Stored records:
_ _ _ _

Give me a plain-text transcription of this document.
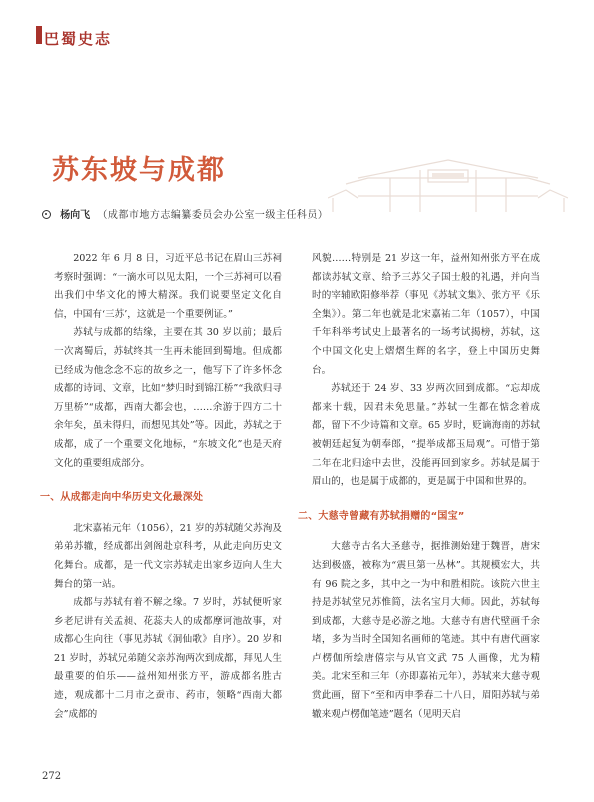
巴蜀史志
苏东坡与成都
杨向飞 （成都市地方志编纂委员会办公室一级主任科员）

2022 年 6 月 8 日，习近平总书记在眉山三苏祠考察时强调：“一滴水可以见太阳，一个三苏祠可以看出我们中华文化的博大精深。我们说要坚定文化自信，中国有‘三苏’，这就是一个重要例证。”

苏轼与成都的结缘，主要在其 30 岁以前；最后一次离蜀后，苏轼终其一生再未能回到蜀地。但成都已经成为他念念不忘的故乡之一，他写下了许多怀念成都的诗词、文章，比如“梦归时到锦江桥”“我欲归寻万里桥”“成都，西南大都会也，……余游于四方二十余年矣，虽未得归，而想见其处”等。因此，苏轼之于成都，成了一个重要文化地标，“东坡文化”也是天府文化的重要组成部分。

一、从成都走向中华历史文化最深处

北宋嘉祐元年（1056），21 岁的苏轼随父苏洵及弟弟苏辙，经成都出剑阁赴京科考，从此走向历史文化舞台。成都，是一代文宗苏轼走出家乡迈向人生大舞台的第一站。

成都与苏轼有着不解之缘。7 岁时，苏轼便听家乡老尼讲有关孟昶、花蕊夫人的成都摩诃池故事，对成都心生向往（事见苏轼《洞仙歌》自序）。20 岁和 21 岁时，苏轼兄弟随父亲苏洵两次到成都，拜见人生最重要的伯乐——益州知州张方平，游成都名胜古迹，观成都十二月市之蚕市、药市，领略“西南大都会”成都的

风貌……特别是 21 岁这一年，益州知州张方平在成都读苏轼文章、给予三苏父子国士般的礼遇，并向当时的宰辅欧阳修举荐（事见《苏轼文集》、张方平《乐全集》）。第二年也就是北宋嘉祐二年（1057），中国千年科举考试史上最著名的一场考试揭榜，苏轼，这个中国文化史上熠熠生辉的名字，登上中国历史舞台。

苏轼还于 24 岁、33 岁两次回到成都。“忘却成都来十载，因君未免思量。”苏轼一生都在惦念着成都，留下不少诗篇和文章。65 岁时，贬谪海南的苏轼被朝廷起复为朝奉郎，“提举成都玉局观”。可惜于第二年在北归途中去世，没能再回到家乡。苏轼是属于眉山的，也是属于成都的，更是属于中国和世界的。

二、大慈寺曾藏有苏轼捐赠的“国宝”

大慈寺古名大圣慈寺，据推测始建于魏晋，唐宋达到极盛，被称为“震旦第一丛林”。其规模宏大，共有 96 院之多，其中之一为中和胜相院。该院六世主持是苏轼堂兄苏惟简，法名宝月大师。因此，苏轼每到成都，大慈寺是必游之地。大慈寺有唐代壁画千余堵，多为当时全国知名画师的笔迹。其中有唐代画家卢楞伽所绘唐僖宗与从官文武 75 人画像，尤为精美。北宋至和三年（亦即嘉祐元年），苏轼来大慈寺观赏此画，留下“至和丙申季春二十八日，眉阳苏轼与弟辙来观卢楞伽笔迹”题名（见明天启

272
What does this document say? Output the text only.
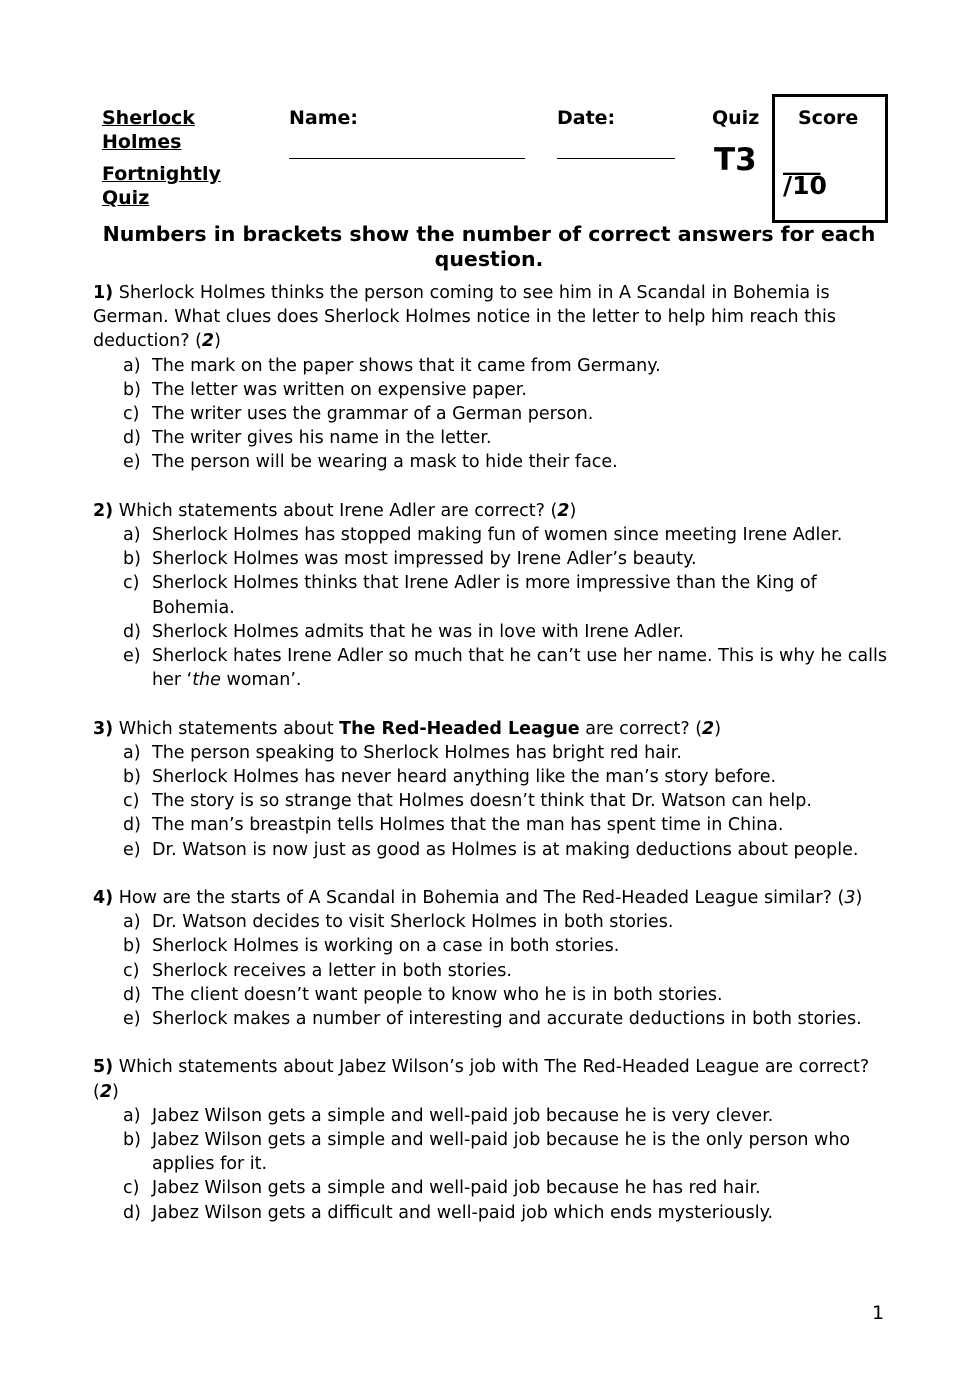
Sherlock Holmes
Fortnightly Quiz
Name:	Date:	Quiz
T3
Score
___
/10
Numbers in brackets show the number of correct answers for each question.

1) Sherlock Holmes thinks the person coming to see him in A Scandal in Bohemia is German. What clues does Sherlock Holmes notice in the letter to help him reach this deduction? (2)

a) The mark on the paper shows that it came from Germany.
b) The letter was written on expensive paper.
c) The writer uses the grammar of a German person.
d) The writer gives his name in the letter.
e) The person will be wearing a mask to hide their face.

2) Which statements about Irene Adler are correct? (2)

a) Sherlock Holmes has stopped making fun of women since meeting Irene Adler.
b) Sherlock Holmes was most impressed by Irene Adler’s beauty.
c) Sherlock Holmes thinks that Irene Adler is more impressive than the King of Bohemia.
d) Sherlock Holmes admits that he was in love with Irene Adler.
e) Sherlock hates Irene Adler so much that he can’t use her name. This is why he calls her ‘the woman’.

3) Which statements about The Red-Headed League are correct? (2)

a) The person speaking to Sherlock Holmes has bright red hair.
b) Sherlock Holmes has never heard anything like the man’s story before.
c) The story is so strange that Holmes doesn’t think that Dr. Watson can help.
d) The man’s breastpin tells Holmes that the man has spent time in China.
e) Dr. Watson is now just as good as Holmes is at making deductions about people.

4) How are the starts of A Scandal in Bohemia and The Red-Headed League similar? (3)

a) Dr. Watson decides to visit Sherlock Holmes in both stories.
b) Sherlock Holmes is working on a case in both stories.
c) Sherlock receives a letter in both stories.
d) The client doesn’t want people to know who he is in both stories.
e) Sherlock makes a number of interesting and accurate deductions in both stories.

5) Which statements about Jabez Wilson’s job with The Red-Headed League are correct? (2)

a) Jabez Wilson gets a simple and well-paid job because he is very clever.
b) Jabez Wilson gets a simple and well-paid job because he is the only person who applies for it.
c) Jabez Wilson gets a simple and well-paid job because he has red hair.
d) Jabez Wilson gets a difficult and well-paid job which ends mysteriously.
1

_ _ _ _

■ Direction: Where the line containing "What does this" appears above, start there and set down each line exactly through the last line of the data; leave out every picture.

■ Worked solution:
What does this document say? Output the text only.
Sherlock Holmes
Fortnightly Quiz
Name:	Date:	Quiz
T3
Score
___
/10
Numbers in brackets show the number of correct answers for each question.

1) Sherlock Holmes thinks the person coming to see him in A Scandal in Bohemia is German. What clues does Sherlock Holmes notice in the letter to help him reach this deduction? (2)

a) The mark on the paper shows that it came from Germany.
b) The letter was written on expensive paper.
c) The writer uses the grammar of a German person.
d) The writer gives his name in the letter.
e) The person will be wearing a mask to hide their face.

2) Which statements about Irene Adler are correct? (2)

a) Sherlock Holmes has stopped making fun of women since meeting Irene Adler.
b) Sherlock Holmes was most impressed by Irene Adler’s beauty.
c) Sherlock Holmes thinks that Irene Adler is more impressive than the King of Bohemia.
d) Sherlock Holmes admits that he was in love with Irene Adler.
e) Sherlock hates Irene Adler so much that he can’t use her name. This is why he calls her ‘the woman’.

3) Which statements about The Red-Headed League are correct? (2)

a) The person speaking to Sherlock Holmes has bright red hair.
b) Sherlock Holmes has never heard anything like the man’s story before.
c) The story is so strange that Holmes doesn’t think that Dr. Watson can help.
d) The man’s breastpin tells Holmes that the man has spent time in China.
e) Dr. Watson is now just as good as Holmes is at making deductions about people.

4) How are the starts of A Scandal in Bohemia and The Red-Headed League similar? (3)

a) Dr. Watson decides to visit Sherlock Holmes in both stories.
b) Sherlock Holmes is working on a case in both stories.
c) Sherlock receives a letter in both stories.
d) The client doesn’t want people to know who he is in both stories.
e) Sherlock makes a number of interesting and accurate deductions in both stories.

5) Which statements about Jabez Wilson’s job with The Red-Headed League are correct? (2)

a) Jabez Wilson gets a simple and well-paid job because he is very clever.
b) Jabez Wilson gets a simple and well-paid job because he is the only person who applies for it.
c) Jabez Wilson gets a simple and well-paid job because he has red hair.
d) Jabez Wilson gets a difficult and well-paid job which ends mysteriously.
1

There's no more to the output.